The problem: Return nothing but the lines from the line with "Extract the structured" through the last line of the entries that follow, copied exactly and free of pictures.

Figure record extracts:
-- start --
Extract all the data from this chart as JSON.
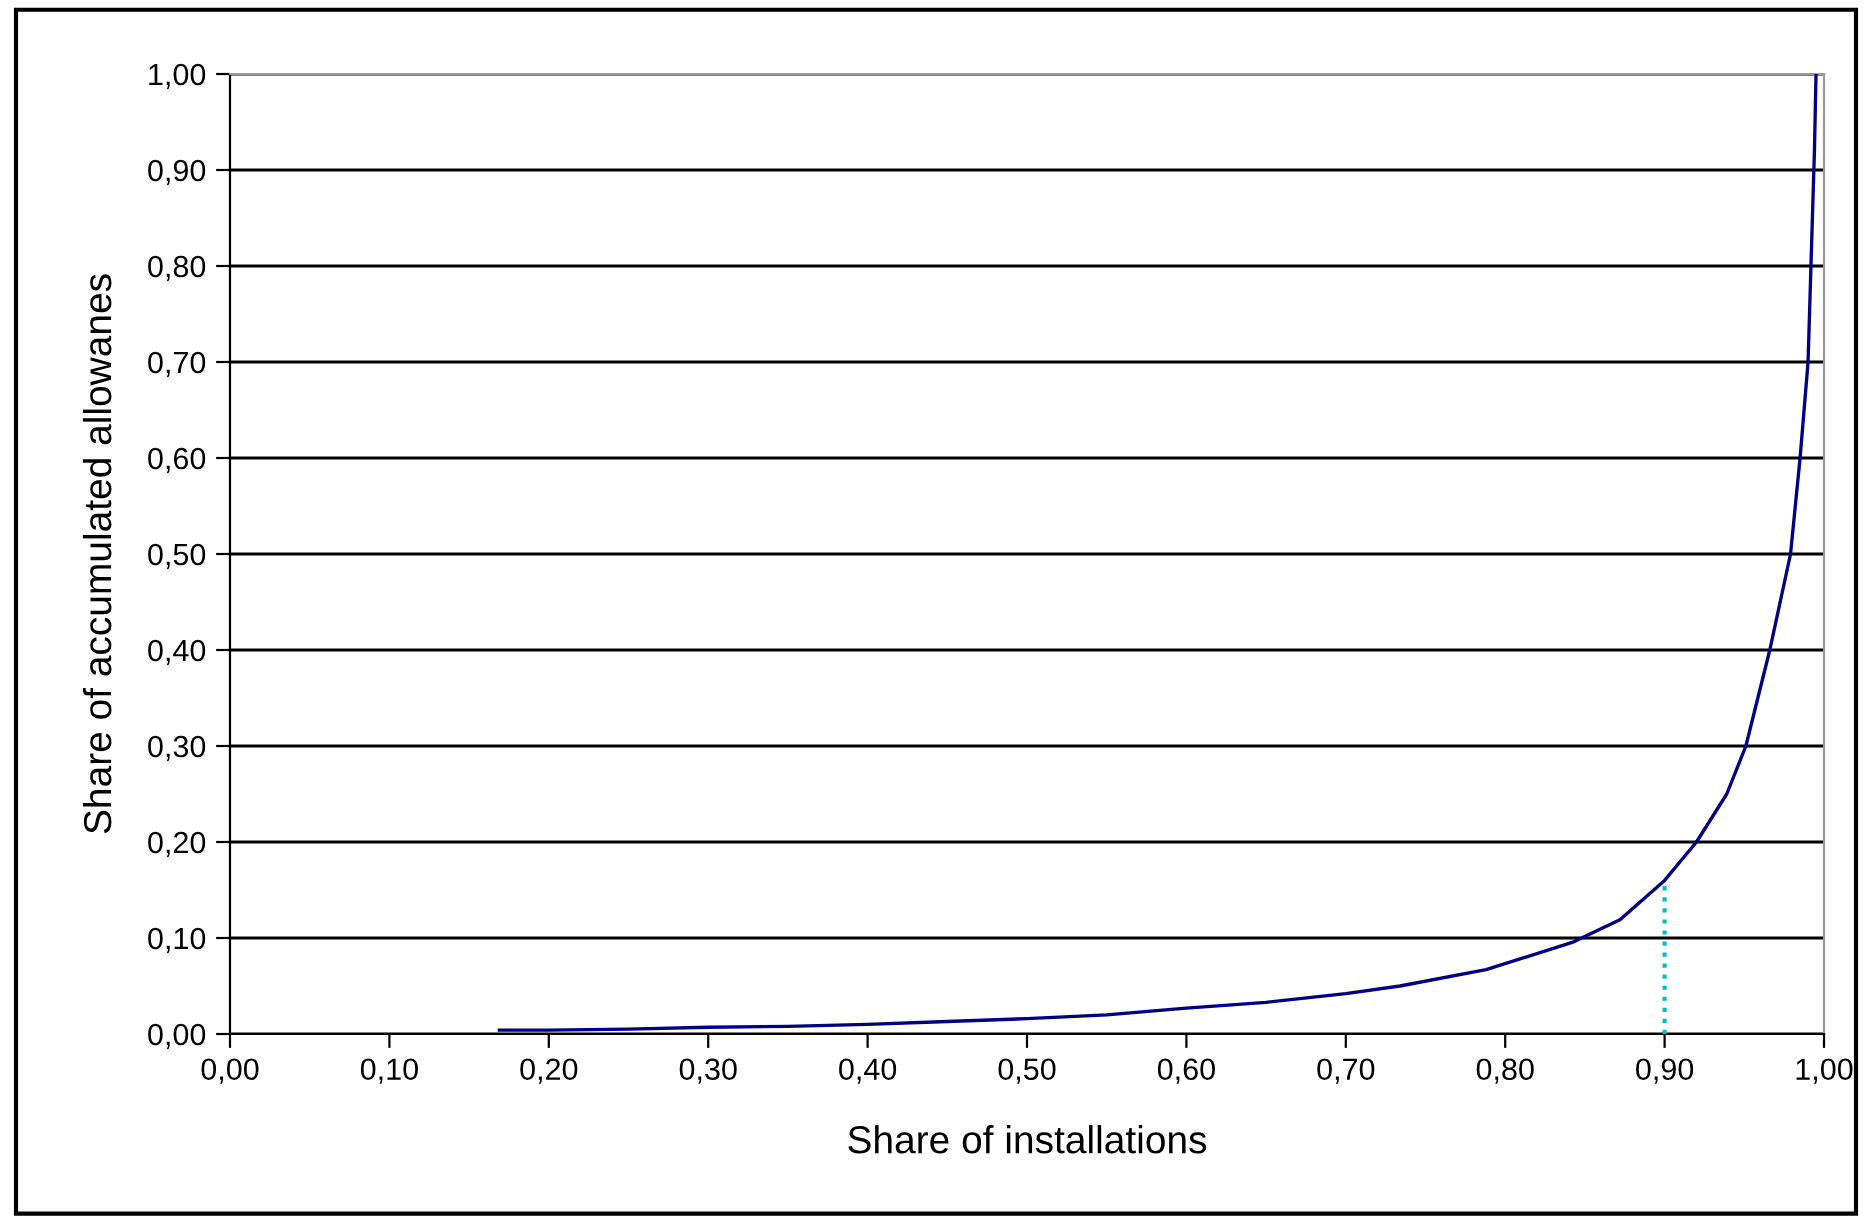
{
  "chart_data": {
    "type": "line",
    "xlabel": "Share of installations",
    "ylabel": "Share of accumulated allowanes",
    "series": [
      {
        "color": "#000080",
        "line_style": "solid",
        "x": [
          0.169,
          0.2,
          0.25,
          0.3,
          0.35,
          0.4,
          0.45,
          0.5,
          0.55,
          0.6,
          0.65,
          0.7,
          0.734,
          0.788,
          0.843,
          0.872,
          0.9,
          0.92,
          0.939,
          0.951,
          0.966,
          0.979,
          0.985,
          0.99,
          0.992,
          0.994,
          0.995
        ],
        "values": [
          0.004,
          0.004,
          0.005,
          0.007,
          0.008,
          0.01,
          0.013,
          0.016,
          0.02,
          0.027,
          0.033,
          0.042,
          0.05,
          0.067,
          0.096,
          0.119,
          0.16,
          0.2,
          0.25,
          0.3,
          0.4,
          0.5,
          0.6,
          0.7,
          0.81,
          0.92,
          1.0
        ]
      },
      {
        "color": "#00c0c0",
        "line_style": "dotted",
        "x": [
          0.9,
          0.9
        ],
        "values": [
          0,
          0.16
        ]
      }
    ],
    "xlim": [
      0,
      1
    ],
    "ylim": [
      0,
      1
    ],
    "xticks": [
      {
        "value": 0,
        "label": "0,00"
      },
      {
        "value": 0.1,
        "label": "0,10"
      },
      {
        "value": 0.2,
        "label": "0,20"
      },
      {
        "value": 0.3,
        "label": "0,30"
      },
      {
        "value": 0.4,
        "label": "0,40"
      },
      {
        "value": 0.5,
        "label": "0,50"
      },
      {
        "value": 0.6,
        "label": "0,60"
      },
      {
        "value": 0.7,
        "label": "0,70"
      },
      {
        "value": 0.8,
        "label": "0,80"
      },
      {
        "value": 0.9,
        "label": "0,90"
      },
      {
        "value": 1,
        "label": "1,00"
      }
    ],
    "yticks": [
      {
        "value": 0,
        "label": "0,00"
      },
      {
        "value": 0.1,
        "label": "0,10"
      },
      {
        "value": 0.2,
        "label": "0,20"
      },
      {
        "value": 0.3,
        "label": "0,30"
      },
      {
        "value": 0.4,
        "label": "0,40"
      },
      {
        "value": 0.5,
        "label": "0,50"
      },
      {
        "value": 0.6,
        "label": "0,60"
      },
      {
        "value": 0.7,
        "label": "0,70"
      },
      {
        "value": 0.8,
        "label": "0,80"
      },
      {
        "value": 0.9,
        "label": "0,90"
      },
      {
        "value": 1,
        "label": "1,00"
      }
    ],
    "grid": "y",
    "marker": "none"
  }
}
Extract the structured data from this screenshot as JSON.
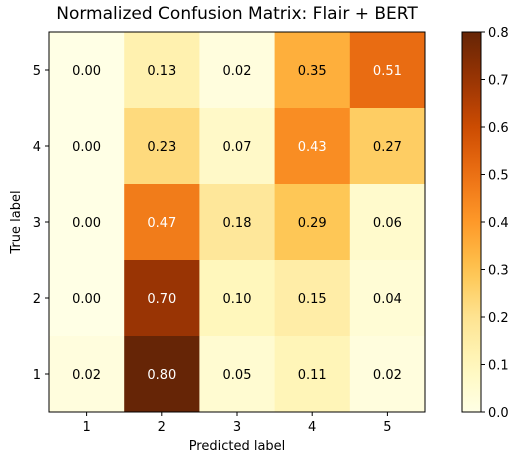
{
  "chart_data": {
    "type": "heatmap",
    "title": "Normalized Confusion Matrix: Flair + BERT",
    "xlabel": "Predicted label",
    "ylabel": "True label",
    "x_categories": [
      "1",
      "2",
      "3",
      "4",
      "5"
    ],
    "y_categories": [
      "5",
      "4",
      "3",
      "2",
      "1"
    ],
    "values": [
      [
        0.0,
        0.13,
        0.02,
        0.35,
        0.51
      ],
      [
        0.0,
        0.23,
        0.07,
        0.43,
        0.27
      ],
      [
        0.0,
        0.47,
        0.18,
        0.29,
        0.06
      ],
      [
        0.0,
        0.7,
        0.1,
        0.15,
        0.04
      ],
      [
        0.02,
        0.8,
        0.05,
        0.11,
        0.02
      ]
    ],
    "value_format": "0.00",
    "colormap": "YlOrBr",
    "colorbar": {
      "vmin": 0.0,
      "vmax": 0.8,
      "ticks": [
        0.0,
        0.1,
        0.2,
        0.3,
        0.4,
        0.5,
        0.6,
        0.7,
        0.8
      ],
      "tick_labels": [
        "0.0",
        "0.1",
        "0.2",
        "0.3",
        "0.4",
        "0.5",
        "0.6",
        "0.7",
        "0.8"
      ]
    },
    "grid": false,
    "legend": "colorbar-right"
  }
}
-- end --
Result of the task:
Extract the structured data from this screenshot as JSON.
{
  "chart_data": {
    "type": "heatmap",
    "title": "Normalized Confusion Matrix: Flair + BERT",
    "xlabel": "Predicted label",
    "ylabel": "True label",
    "x_categories": [
      "1",
      "2",
      "3",
      "4",
      "5"
    ],
    "y_categories": [
      "5",
      "4",
      "3",
      "2",
      "1"
    ],
    "values": [
      [
        0.0,
        0.13,
        0.02,
        0.35,
        0.51
      ],
      [
        0.0,
        0.23,
        0.07,
        0.43,
        0.27
      ],
      [
        0.0,
        0.47,
        0.18,
        0.29,
        0.06
      ],
      [
        0.0,
        0.7,
        0.1,
        0.15,
        0.04
      ],
      [
        0.02,
        0.8,
        0.05,
        0.11,
        0.02
      ]
    ],
    "value_format": "0.00",
    "colormap": "YlOrBr",
    "colorbar": {
      "vmin": 0.0,
      "vmax": 0.8,
      "ticks": [
        0.0,
        0.1,
        0.2,
        0.3,
        0.4,
        0.5,
        0.6,
        0.7,
        0.8
      ],
      "tick_labels": [
        "0.0",
        "0.1",
        "0.2",
        "0.3",
        "0.4",
        "0.5",
        "0.6",
        "0.7",
        "0.8"
      ]
    },
    "grid": false,
    "legend": "colorbar-right"
  }
}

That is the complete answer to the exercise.